### Goal of the exercise:
Repeat the data word for word. Do not include the pictures.

### Supplied information:
——
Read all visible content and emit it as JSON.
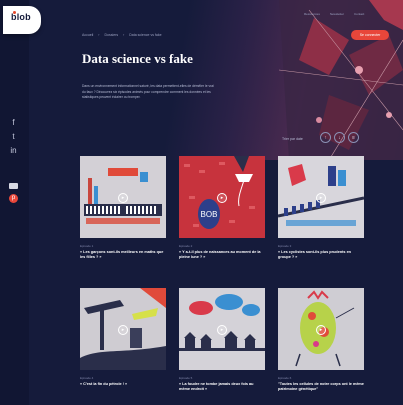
{
  "brand": {
    "logo": "blob"
  },
  "top_nav": [
    "Ressources",
    "Newsletter",
    "Contact"
  ],
  "top_cta": "Se connecter",
  "breadcrumb": [
    "Accueil",
    "Dossiers",
    "Data science vs fake"
  ],
  "page": {
    "title": "Data science vs fake",
    "intro": "Dans un environnement informationnel saturé, les data permettent-elles de démêler le vrai du faux ? Découvrez six épisodes animés pour comprendre comment les données et les statistiques peuvent éclairer ou tromper."
  },
  "sort": {
    "label": "Trier par date",
    "options": [
      "↑",
      "↓",
      "≡"
    ]
  },
  "share_icons": [
    "facebook-icon",
    "twitter-icon",
    "linkedin-icon",
    "mail-icon",
    "pinterest-icon"
  ],
  "cards": [
    {
      "date": "Episode 1",
      "title": "« Les garçons sont-ils meilleurs en maths que les filles ? »"
    },
    {
      "date": "Episode 2",
      "title": "« Y a-t-il plus de naissances au moment de la pleine lune ? »"
    },
    {
      "date": "Episode 3",
      "title": "« Les cyclistes sont-ils plus prudents en groupe ? »"
    },
    {
      "date": "Episode 4",
      "title": "« C'est la fin du pétrole ! »"
    },
    {
      "date": "Episode 5",
      "title": "« La foudre ne tombe jamais deux fois au même endroit »"
    },
    {
      "date": "Episode 6",
      "title": "\"Toutes les cellules de notre corps ont le même patrimoine génétique\""
    }
  ],
  "colors": {
    "background": "#151b3b",
    "accent": "#e8463a",
    "text": "#ffffff"
  }
}
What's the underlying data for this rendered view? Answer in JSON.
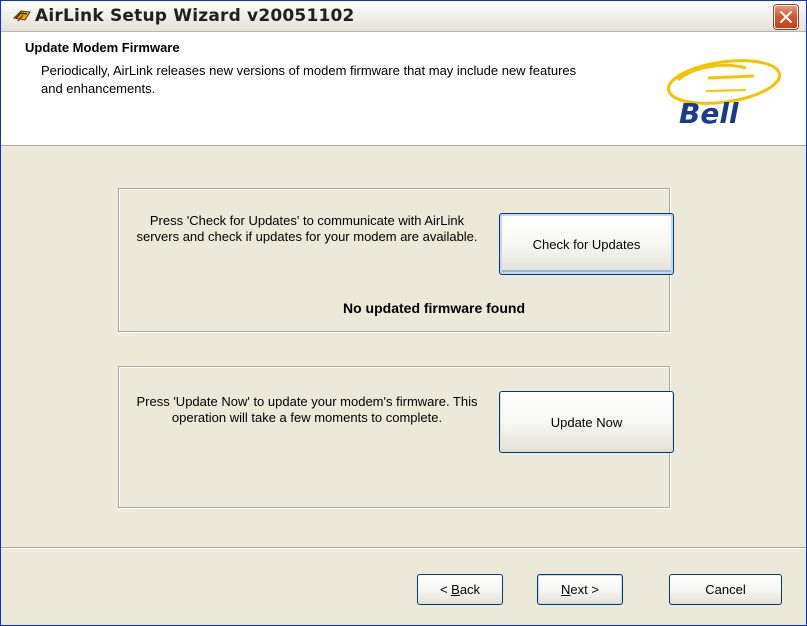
{
  "window": {
    "title": "AirLink Setup Wizard v20051102",
    "title_icon": "airlink-icon",
    "close_icon": "close-icon"
  },
  "header": {
    "title": "Update Modem Firmware",
    "description": "Periodically, AirLink releases new versions of modem firmware that may include new features and enhancements.",
    "logo_text": "Bell"
  },
  "check_section": {
    "instruction": "Press 'Check for Updates' to communicate with AirLink servers and check if updates for your modem are available.",
    "button_label": "Check for Updates",
    "status": "No updated firmware found"
  },
  "update_section": {
    "instruction": "Press 'Update Now' to update your modem's firmware. This operation will take a few moments to complete.",
    "button_label": "Update Now"
  },
  "footer": {
    "back_label": "< Back",
    "back_accel": "B",
    "next_label": "Next >",
    "next_accel": "N",
    "cancel_label": "Cancel"
  },
  "colors": {
    "accent": "#003c74",
    "logo_yellow": "#f5c400",
    "logo_blue": "#1a3a8a"
  }
}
——
### Correct response:
Read all visible content and emit it as JSON.
{
  "brand": {
    "logo": "blob"
  },
  "top_nav": [
    "Ressources",
    "Newsletter",
    "Contact"
  ],
  "top_cta": "Se connecter",
  "breadcrumb": [
    "Accueil",
    "Dossiers",
    "Data science vs fake"
  ],
  "page": {
    "title": "Data science vs fake",
    "intro": "Dans un environnement informationnel saturé, les data permettent-elles de démêler le vrai du faux ? Découvrez six épisodes animés pour comprendre comment les données et les statistiques peuvent éclairer ou tromper."
  },
  "sort": {
    "label": "Trier par date",
    "options": [
      "↑",
      "↓",
      "≡"
    ]
  },
  "share_icons": [
    "facebook-icon",
    "twitter-icon",
    "linkedin-icon",
    "mail-icon",
    "pinterest-icon"
  ],
  "cards": [
    {
      "date": "Episode 1",
      "title": "« Les garçons sont-ils meilleurs en maths que les filles ? »"
    },
    {
      "date": "Episode 2",
      "title": "« Y a-t-il plus de naissances au moment de la pleine lune ? »"
    },
    {
      "date": "Episode 3",
      "title": "« Les cyclistes sont-ils plus prudents en groupe ? »"
    },
    {
      "date": "Episode 4",
      "title": "« C'est la fin du pétrole ! »"
    },
    {
      "date": "Episode 5",
      "title": "« La foudre ne tombe jamais deux fois au même endroit »"
    },
    {
      "date": "Episode 6",
      "title": "\"Toutes les cellules de notre corps ont le même patrimoine génétique\""
    }
  ],
  "colors": {
    "background": "#151b3b",
    "accent": "#e8463a",
    "text": "#ffffff"
  }
}
What's the underlying data for this rendered view? Answer in JSON.
{
  "window": {
    "title": "AirLink Setup Wizard v20051102",
    "title_icon": "airlink-icon",
    "close_icon": "close-icon"
  },
  "header": {
    "title": "Update Modem Firmware",
    "description": "Periodically, AirLink releases new versions of modem firmware that may include new features and enhancements.",
    "logo_text": "Bell"
  },
  "check_section": {
    "instruction": "Press 'Check for Updates' to communicate with AirLink servers and check if updates for your modem are available.",
    "button_label": "Check for Updates",
    "status": "No updated firmware found"
  },
  "update_section": {
    "instruction": "Press 'Update Now' to update your modem's firmware. This operation will take a few moments to complete.",
    "button_label": "Update Now"
  },
  "footer": {
    "back_label": "< Back",
    "back_accel": "B",
    "next_label": "Next >",
    "next_accel": "N",
    "cancel_label": "Cancel"
  },
  "colors": {
    "accent": "#003c74",
    "logo_yellow": "#f5c400",
    "logo_blue": "#1a3a8a"
  }
}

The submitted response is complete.